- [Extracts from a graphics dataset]

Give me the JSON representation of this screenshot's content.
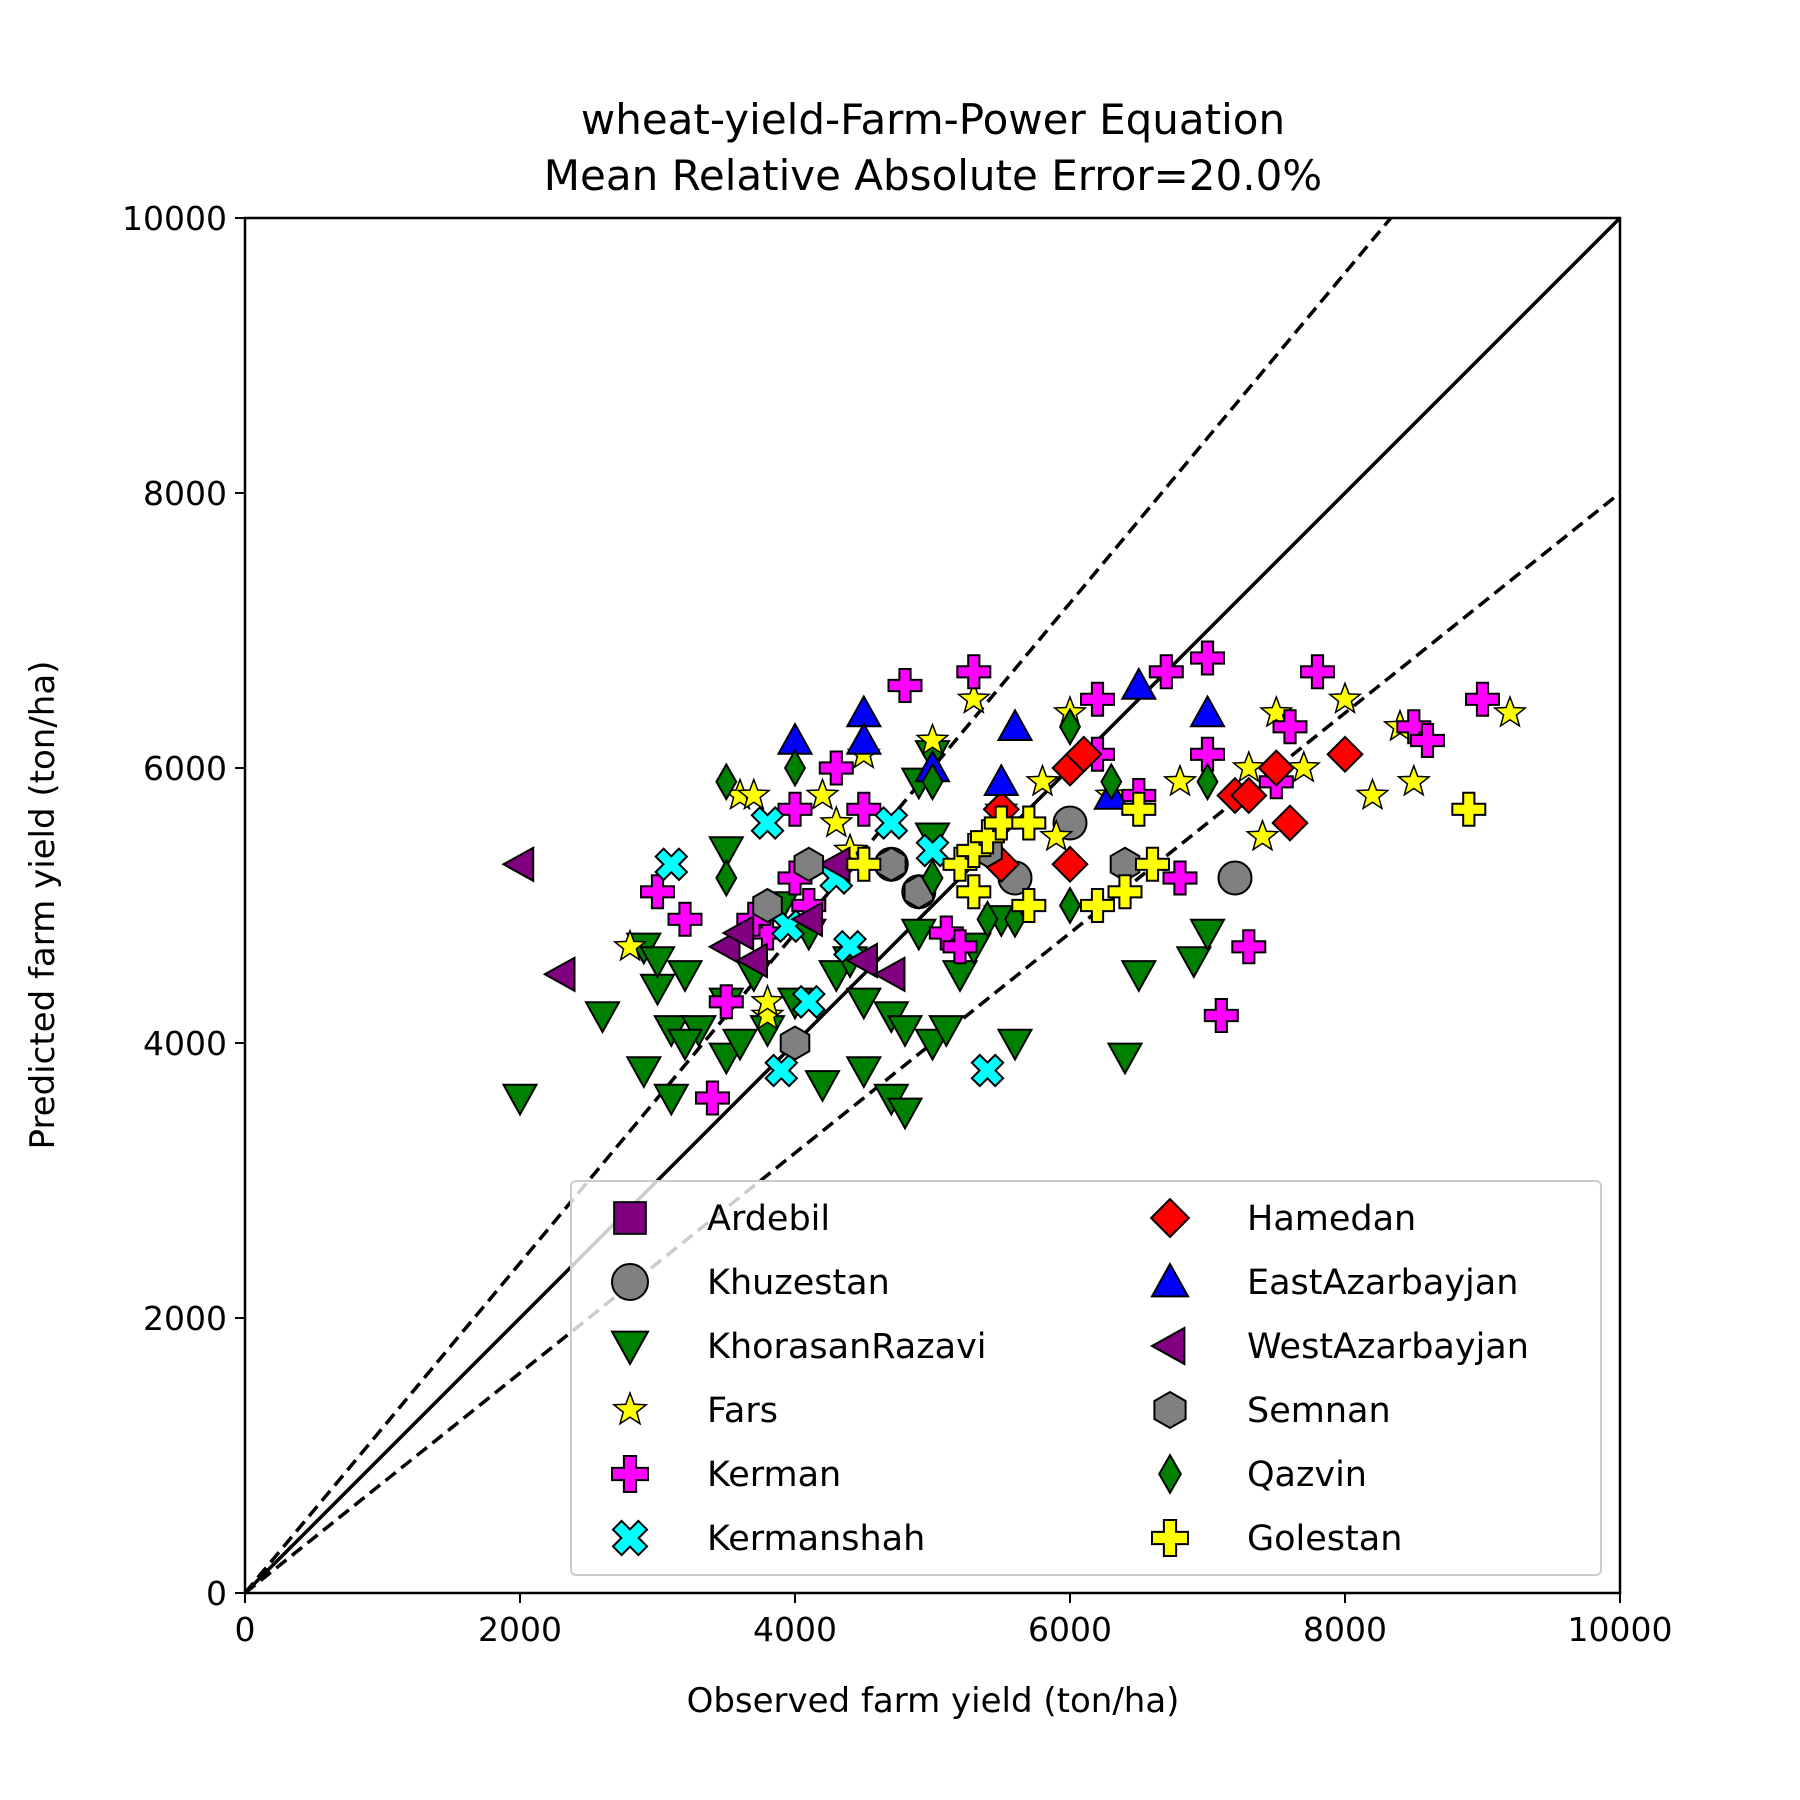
{
  "chart_data": {
    "type": "scatter",
    "title": "wheat-yield-Farm-Power Equation",
    "subtitle": "Mean Relative Absolute Error=20.0%",
    "xlabel": "Observed farm yield (ton/ha)",
    "ylabel": "Predicted farm yield (ton/ha)",
    "xlim": [
      0,
      10000
    ],
    "ylim": [
      0,
      10000
    ],
    "xticks": [
      "0",
      "2000",
      "4000",
      "6000",
      "8000",
      "10000"
    ],
    "yticks": [
      "0",
      "2000",
      "4000",
      "6000",
      "8000",
      "10000"
    ],
    "grid": false,
    "legend_position": "lower-right",
    "reference_lines": [
      {
        "kind": "solid",
        "slope": 1.0
      },
      {
        "kind": "dashed",
        "slope": 1.2
      },
      {
        "kind": "dashed",
        "slope": 0.8
      }
    ],
    "series": [
      {
        "name": "Ardebil",
        "marker": "square",
        "color": "#800080",
        "points": []
      },
      {
        "name": "Khuzestan",
        "marker": "circle",
        "color": "#808080",
        "points": [
          [
            6000,
            5600
          ],
          [
            7200,
            5200
          ],
          [
            5600,
            5200
          ],
          [
            4900,
            5100
          ],
          [
            4700,
            5300
          ]
        ]
      },
      {
        "name": "KhorasanRazavi",
        "marker": "triangle-down",
        "color": "#008000",
        "points": [
          [
            2000,
            3600
          ],
          [
            2600,
            4200
          ],
          [
            2900,
            4700
          ],
          [
            3000,
            4400
          ],
          [
            3100,
            4100
          ],
          [
            3200,
            4500
          ],
          [
            2900,
            3800
          ],
          [
            3100,
            3600
          ],
          [
            3300,
            4100
          ],
          [
            3500,
            4300
          ],
          [
            3500,
            3900
          ],
          [
            3500,
            5400
          ],
          [
            3600,
            4000
          ],
          [
            3700,
            4500
          ],
          [
            3800,
            4100
          ],
          [
            4000,
            4300
          ],
          [
            4100,
            4800
          ],
          [
            4200,
            3700
          ],
          [
            4300,
            4500
          ],
          [
            4500,
            4300
          ],
          [
            4500,
            3800
          ],
          [
            4700,
            4200
          ],
          [
            4800,
            4100
          ],
          [
            4700,
            3600
          ],
          [
            4800,
            3500
          ],
          [
            4900,
            4800
          ],
          [
            5000,
            4000
          ],
          [
            5200,
            4500
          ],
          [
            5300,
            4700
          ],
          [
            5500,
            4900
          ],
          [
            5600,
            4000
          ],
          [
            5000,
            5500
          ],
          [
            4900,
            5900
          ],
          [
            5000,
            6100
          ],
          [
            6400,
            3900
          ],
          [
            6500,
            4500
          ],
          [
            6900,
            4600
          ],
          [
            7000,
            4800
          ],
          [
            3000,
            4600
          ],
          [
            3200,
            4000
          ],
          [
            3900,
            5000
          ],
          [
            4400,
            4600
          ],
          [
            5100,
            4100
          ]
        ]
      },
      {
        "name": "Fars",
        "marker": "star",
        "color": "#ffff00",
        "points": [
          [
            2800,
            4700
          ],
          [
            3600,
            5800
          ],
          [
            3700,
            5800
          ],
          [
            3800,
            4200
          ],
          [
            4200,
            5800
          ],
          [
            4300,
            5600
          ],
          [
            4400,
            5400
          ],
          [
            4500,
            6100
          ],
          [
            5000,
            6200
          ],
          [
            5300,
            6500
          ],
          [
            5500,
            5700
          ],
          [
            5800,
            5900
          ],
          [
            6000,
            6400
          ],
          [
            6300,
            5800
          ],
          [
            6800,
            5900
          ],
          [
            7300,
            6000
          ],
          [
            7400,
            5500
          ],
          [
            7500,
            6400
          ],
          [
            7700,
            6000
          ],
          [
            8000,
            6500
          ],
          [
            8200,
            5800
          ],
          [
            8400,
            6300
          ],
          [
            8500,
            5900
          ],
          [
            9200,
            6400
          ],
          [
            3800,
            4300
          ],
          [
            5900,
            5500
          ]
        ]
      },
      {
        "name": "Kerman",
        "marker": "plus",
        "color": "#ff00ff",
        "points": [
          [
            3400,
            3600
          ],
          [
            3500,
            4300
          ],
          [
            3000,
            5100
          ],
          [
            3200,
            4900
          ],
          [
            3800,
            4800
          ],
          [
            4000,
            5200
          ],
          [
            4000,
            5700
          ],
          [
            4300,
            6000
          ],
          [
            4500,
            5700
          ],
          [
            4800,
            6600
          ],
          [
            5300,
            6700
          ],
          [
            5100,
            4800
          ],
          [
            5200,
            4700
          ],
          [
            6200,
            6500
          ],
          [
            6200,
            6100
          ],
          [
            6500,
            5800
          ],
          [
            6700,
            6700
          ],
          [
            6800,
            5200
          ],
          [
            7000,
            6800
          ],
          [
            7000,
            6100
          ],
          [
            7100,
            4200
          ],
          [
            7300,
            4700
          ],
          [
            7500,
            5900
          ],
          [
            7600,
            6300
          ],
          [
            7800,
            6700
          ],
          [
            8500,
            6300
          ],
          [
            8600,
            6200
          ],
          [
            9000,
            6500
          ],
          [
            3700,
            4900
          ],
          [
            4100,
            5000
          ]
        ]
      },
      {
        "name": "Kermanshah",
        "marker": "x",
        "color": "#00ffff",
        "points": [
          [
            3100,
            5300
          ],
          [
            3800,
            5600
          ],
          [
            3900,
            3800
          ],
          [
            4100,
            4300
          ],
          [
            4400,
            4700
          ],
          [
            4700,
            5600
          ],
          [
            5000,
            5400
          ],
          [
            5400,
            3800
          ],
          [
            4300,
            5200
          ],
          [
            3950,
            4850
          ]
        ]
      },
      {
        "name": "Hamedan",
        "marker": "diamond",
        "color": "#ff0000",
        "points": [
          [
            5500,
            5700
          ],
          [
            5500,
            5300
          ],
          [
            6000,
            5300
          ],
          [
            6000,
            6000
          ],
          [
            6100,
            6100
          ],
          [
            7200,
            5800
          ],
          [
            7300,
            5800
          ],
          [
            7500,
            6000
          ],
          [
            7600,
            5600
          ],
          [
            8000,
            6100
          ]
        ]
      },
      {
        "name": "EastAzarbayjan",
        "marker": "triangle-up",
        "color": "#0000ff",
        "points": [
          [
            4000,
            6200
          ],
          [
            4500,
            6400
          ],
          [
            4500,
            6200
          ],
          [
            5000,
            6000
          ],
          [
            5500,
            5900
          ],
          [
            5600,
            6300
          ],
          [
            6300,
            5800
          ],
          [
            6500,
            6600
          ],
          [
            7000,
            6400
          ]
        ]
      },
      {
        "name": "WestAzarbayjan",
        "marker": "triangle-left",
        "color": "#800080",
        "points": [
          [
            2000,
            5300
          ],
          [
            2300,
            4500
          ],
          [
            3500,
            4700
          ],
          [
            3600,
            4800
          ],
          [
            3700,
            4600
          ],
          [
            4100,
            4900
          ],
          [
            4300,
            5300
          ],
          [
            4500,
            4600
          ],
          [
            4700,
            4500
          ]
        ]
      },
      {
        "name": "Semnan",
        "marker": "hexagon",
        "color": "#808080",
        "points": [
          [
            3800,
            5000
          ],
          [
            4100,
            5300
          ],
          [
            4700,
            5300
          ],
          [
            4900,
            5100
          ],
          [
            5400,
            5400
          ],
          [
            6400,
            5300
          ],
          [
            4000,
            4000
          ]
        ]
      },
      {
        "name": "Qazvin",
        "marker": "diamond-thin",
        "color": "#008000",
        "points": [
          [
            3500,
            5900
          ],
          [
            3500,
            5200
          ],
          [
            4000,
            6000
          ],
          [
            5000,
            5900
          ],
          [
            5000,
            5200
          ],
          [
            5400,
            4900
          ],
          [
            5600,
            4900
          ],
          [
            6000,
            6300
          ],
          [
            6000,
            5000
          ],
          [
            6300,
            5900
          ],
          [
            7000,
            5900
          ]
        ]
      },
      {
        "name": "Golestan",
        "marker": "plus",
        "color": "#ffff00",
        "points": [
          [
            4500,
            5300
          ],
          [
            5200,
            5300
          ],
          [
            5300,
            5100
          ],
          [
            5300,
            5400
          ],
          [
            5400,
            5500
          ],
          [
            5500,
            5600
          ],
          [
            5700,
            5000
          ],
          [
            5700,
            5600
          ],
          [
            6200,
            5000
          ],
          [
            6400,
            5100
          ],
          [
            6500,
            5700
          ],
          [
            6600,
            5300
          ],
          [
            8900,
            5700
          ]
        ]
      }
    ]
  }
}
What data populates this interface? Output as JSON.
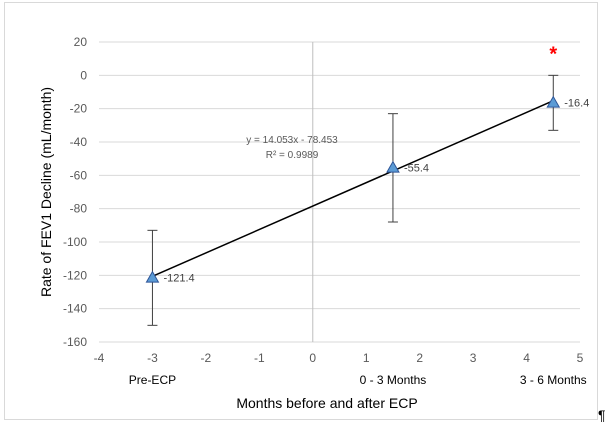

- [Aim] Tally the lines of the data that hold the string "marker". Answer with the number and nothing more.

- [Solution to this exercise] 12